** Start **

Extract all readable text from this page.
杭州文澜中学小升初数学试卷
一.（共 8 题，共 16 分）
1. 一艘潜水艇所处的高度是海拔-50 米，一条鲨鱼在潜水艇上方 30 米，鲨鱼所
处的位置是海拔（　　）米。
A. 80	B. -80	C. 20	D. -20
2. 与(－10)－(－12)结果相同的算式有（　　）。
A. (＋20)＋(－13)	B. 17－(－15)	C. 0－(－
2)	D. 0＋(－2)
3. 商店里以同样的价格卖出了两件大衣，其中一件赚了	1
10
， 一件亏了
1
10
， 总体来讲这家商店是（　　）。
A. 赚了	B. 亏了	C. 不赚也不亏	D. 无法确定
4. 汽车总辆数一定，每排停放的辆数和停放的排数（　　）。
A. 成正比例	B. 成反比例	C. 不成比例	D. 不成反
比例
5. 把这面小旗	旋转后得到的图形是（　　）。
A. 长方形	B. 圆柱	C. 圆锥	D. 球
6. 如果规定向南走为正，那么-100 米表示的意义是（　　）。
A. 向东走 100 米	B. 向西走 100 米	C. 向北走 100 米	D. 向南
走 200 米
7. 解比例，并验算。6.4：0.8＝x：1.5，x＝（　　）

** End **

■ What is asked
Would you reproduce the material above in full, exactly as given?

■ Completed task
Extract all readable text from this page.
杭州文澜中学小升初数学试卷
一.（共 8 题，共 16 分）
1. 一艘潜水艇所处的高度是海拔-50 米，一条鲨鱼在潜水艇上方 30 米，鲨鱼所
处的位置是海拔（　　）米。
A. 80	B. -80	C. 20	D. -20
2. 与(－10)－(－12)结果相同的算式有（　　）。
A. (＋20)＋(－13)	B. 17－(－15)	C. 0－(－
2)	D. 0＋(－2)
3. 商店里以同样的价格卖出了两件大衣，其中一件赚了	1
10
， 一件亏了
1
10
， 总体来讲这家商店是（　　）。
A. 赚了	B. 亏了	C. 不赚也不亏	D. 无法确定
4. 汽车总辆数一定，每排停放的辆数和停放的排数（　　）。
A. 成正比例	B. 成反比例	C. 不成比例	D. 不成反
比例
5. 把这面小旗	旋转后得到的图形是（　　）。
A. 长方形	B. 圆柱	C. 圆锥	D. 球
6. 如果规定向南走为正，那么-100 米表示的意义是（　　）。
A. 向东走 100 米	B. 向西走 100 米	C. 向北走 100 米	D. 向南
走 200 米
7. 解比例，并验算。6.4：0.8＝x：1.5，x＝（　　）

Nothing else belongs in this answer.